Work out the number of lines containing "Shortest". Give that number alone.

* Begin *

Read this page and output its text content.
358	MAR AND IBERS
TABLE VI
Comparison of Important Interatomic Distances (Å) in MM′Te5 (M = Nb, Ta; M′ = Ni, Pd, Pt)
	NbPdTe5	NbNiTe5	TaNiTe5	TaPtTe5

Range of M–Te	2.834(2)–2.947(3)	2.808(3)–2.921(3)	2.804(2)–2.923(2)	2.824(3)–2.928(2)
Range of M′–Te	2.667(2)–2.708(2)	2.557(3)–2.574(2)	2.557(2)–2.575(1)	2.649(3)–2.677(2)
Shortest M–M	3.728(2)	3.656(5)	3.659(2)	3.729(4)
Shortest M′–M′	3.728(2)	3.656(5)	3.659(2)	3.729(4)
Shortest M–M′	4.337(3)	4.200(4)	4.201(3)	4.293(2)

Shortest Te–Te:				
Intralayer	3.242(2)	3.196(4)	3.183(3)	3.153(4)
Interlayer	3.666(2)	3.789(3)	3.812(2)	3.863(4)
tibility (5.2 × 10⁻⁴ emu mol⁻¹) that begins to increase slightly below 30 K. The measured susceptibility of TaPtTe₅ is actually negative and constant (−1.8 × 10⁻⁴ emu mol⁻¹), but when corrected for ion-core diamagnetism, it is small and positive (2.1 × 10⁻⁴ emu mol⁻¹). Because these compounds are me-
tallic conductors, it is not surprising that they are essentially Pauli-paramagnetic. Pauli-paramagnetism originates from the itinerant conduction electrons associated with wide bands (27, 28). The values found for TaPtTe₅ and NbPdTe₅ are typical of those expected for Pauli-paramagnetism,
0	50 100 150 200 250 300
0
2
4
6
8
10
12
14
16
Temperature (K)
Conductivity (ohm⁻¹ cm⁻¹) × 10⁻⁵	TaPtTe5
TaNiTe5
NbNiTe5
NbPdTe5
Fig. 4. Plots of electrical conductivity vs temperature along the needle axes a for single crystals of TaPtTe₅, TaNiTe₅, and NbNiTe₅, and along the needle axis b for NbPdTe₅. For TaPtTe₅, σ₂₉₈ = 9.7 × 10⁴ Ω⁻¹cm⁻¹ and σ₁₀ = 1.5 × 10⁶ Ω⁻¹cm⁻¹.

* End *

**ANSWER FOR THE TASK**
4